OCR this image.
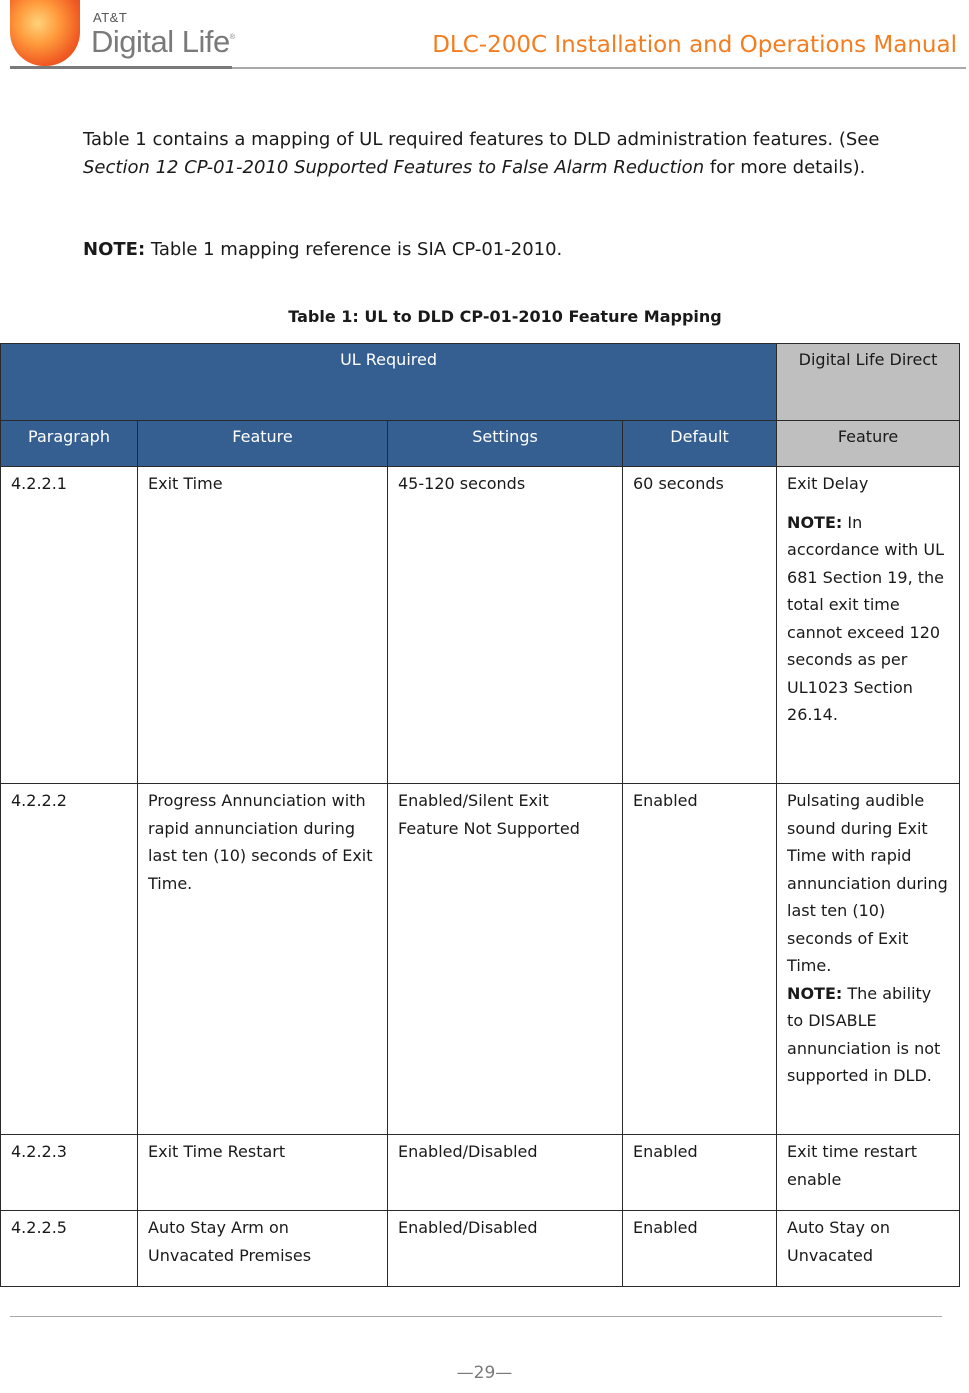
AT&T
Digital Life®	DLC-200C Installation and Operations Manual

Table 1 contains a mapping of UL required features to DLD administration features. (See Section 12 CP-01-2010 Supported Features to False Alarm Reduction for more details).

NOTE: Table 1 mapping reference is SIA CP-01-2010.
Table 1: UL to DLD CP-01-2010 Feature Mapping
UL Required				Digital Life Direct

Paragraph	Feature	Settings	Default	Feature

4.2.2.1	Exit Time	45-120 seconds	60 seconds	Exit Delay

NOTE: In accordance with UL 681 Section 19, the total exit time cannot exceed 120 seconds as per UL1023 Section 26.14.

4.2.2.2	Progress Annunciation with rapid annunciation during last ten (10) seconds of Exit Time.	Enabled/Silent Exit Feature Not Supported	Enabled	Pulsating audible sound during Exit Time with rapid annunciation during last ten (10) seconds of Exit Time.
NOTE: The ability to DISABLE annunciation is not supported in DLD.

4.2.2.3	Exit Time Restart	Enabled/Disabled	Enabled	Exit time restart enable

4.2.2.5	Auto Stay Arm on Unvacated Premises	Enabled/Disabled	Enabled	Auto Stay on Unvacated
—29—
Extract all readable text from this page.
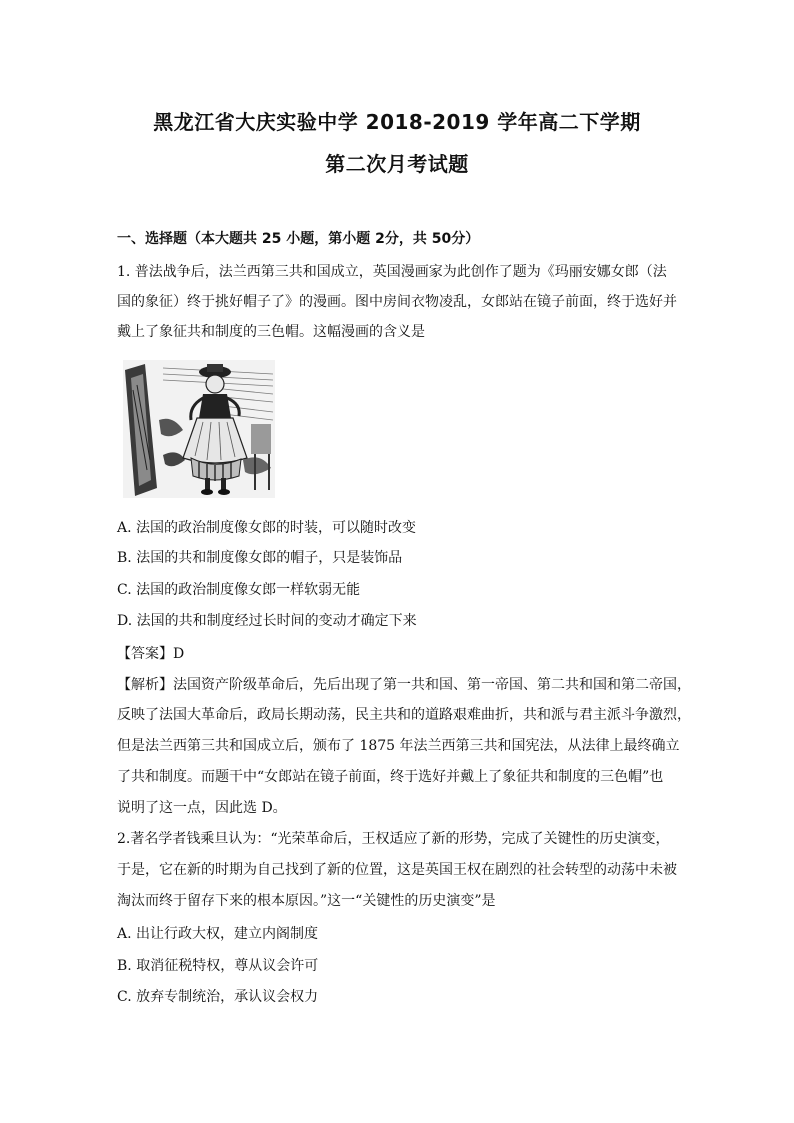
黑龙江省大庆实验中学 2018-2019 学年高二下学期
第二次月考试题
一、选择题（本大题共 25 小题，第小题 2分，共 50分）
1. 普法战争后，法兰西第三共和国成立，英国漫画家为此创作了题为《玛丽安娜女郎（法
国的象征）终于挑好帽子了》的漫画。图中房间衣物凌乱，女郎站在镜子前面，终于选好并
戴上了象征共和制度的三色帽。这幅漫画的含义是
A. 法国的政治制度像女郎的时装，可以随时改变
B. 法国的共和制度像女郎的帽子，只是装饰品
C. 法国的政治制度像女郎一样软弱无能
D. 法国的共和制度经过长时间的变动才确定下来
【答案】D
【解析】法国资产阶级革命后，先后出现了第一共和国、第一帝国、第二共和国和第二帝国，
反映了法国大革命后，政局长期动荡，民主共和的道路艰难曲折，共和派与君主派斗争激烈，
但是法兰西第三共和国成立后，颁布了 1875 年法兰西第三共和国宪法，从法律上最终确立
了共和制度。而题干中“女郎站在镜子前面，终于选好并戴上了象征共和制度的三色帽”也
说明了这一点，因此选 D。
2.著名学者钱乘旦认为：“光荣革命后，王权适应了新的形势，完成了关键性的历史演变，
于是，它在新的时期为自己找到了新的位置，这是英国王权在剧烈的社会转型的动荡中未被
淘汰而终于留存下来的根本原因。”这一“关键性的历史演变”是
A. 出让行政大权，建立内阁制度
B. 取消征税特权，尊从议会许可
C. 放弃专制统治，承认议会权力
---
Prompt
Leave the pictures out and output the rest of the listing exactly.

Task result
OCR this image.
AT&T
Digital Life®	DLC-200C Installation and Operations Manual

Table 1 contains a mapping of UL required features to DLD administration features. (See Section 12 CP-01-2010 Supported Features to False Alarm Reduction for more details).

NOTE: Table 1 mapping reference is SIA CP-01-2010.
Table 1: UL to DLD CP-01-2010 Feature Mapping
UL Required				Digital Life Direct

Paragraph	Feature	Settings	Default	Feature

4.2.2.1	Exit Time	45-120 seconds	60 seconds	Exit Delay

NOTE: In accordance with UL 681 Section 19, the total exit time cannot exceed 120 seconds as per UL1023 Section 26.14.

4.2.2.2	Progress Annunciation with rapid annunciation during last ten (10) seconds of Exit Time.	Enabled/Silent Exit Feature Not Supported	Enabled	Pulsating audible sound during Exit Time with rapid annunciation during last ten (10) seconds of Exit Time.
NOTE: The ability to DISABLE annunciation is not supported in DLD.

4.2.2.3	Exit Time Restart	Enabled/Disabled	Enabled	Exit time restart enable

4.2.2.5	Auto Stay Arm on Unvacated Premises	Enabled/Disabled	Enabled	Auto Stay on Unvacated
—29—
Extract all readable text from this page.
黑龙江省大庆实验中学 2018-2019 学年高二下学期
第二次月考试题
一、选择题（本大题共 25 小题，第小题 2分，共 50分）
1. 普法战争后，法兰西第三共和国成立，英国漫画家为此创作了题为《玛丽安娜女郎（法
国的象征）终于挑好帽子了》的漫画。图中房间衣物凌乱，女郎站在镜子前面，终于选好并
戴上了象征共和制度的三色帽。这幅漫画的含义是
A. 法国的政治制度像女郎的时装，可以随时改变
B. 法国的共和制度像女郎的帽子，只是装饰品
C. 法国的政治制度像女郎一样软弱无能
D. 法国的共和制度经过长时间的变动才确定下来
【答案】D
【解析】法国资产阶级革命后，先后出现了第一共和国、第一帝国、第二共和国和第二帝国，
反映了法国大革命后，政局长期动荡，民主共和的道路艰难曲折，共和派与君主派斗争激烈，
但是法兰西第三共和国成立后，颁布了 1875 年法兰西第三共和国宪法，从法律上最终确立
了共和制度。而题干中“女郎站在镜子前面，终于选好并戴上了象征共和制度的三色帽”也
说明了这一点，因此选 D。
2.著名学者钱乘旦认为：“光荣革命后，王权适应了新的形势，完成了关键性的历史演变，
于是，它在新的时期为自己找到了新的位置，这是英国王权在剧烈的社会转型的动荡中未被
淘汰而终于留存下来的根本原因。”这一“关键性的历史演变”是
A. 出让行政大权，建立内阁制度
B. 取消征税特权，尊从议会许可
C. 放弃专制统治，承认议会权力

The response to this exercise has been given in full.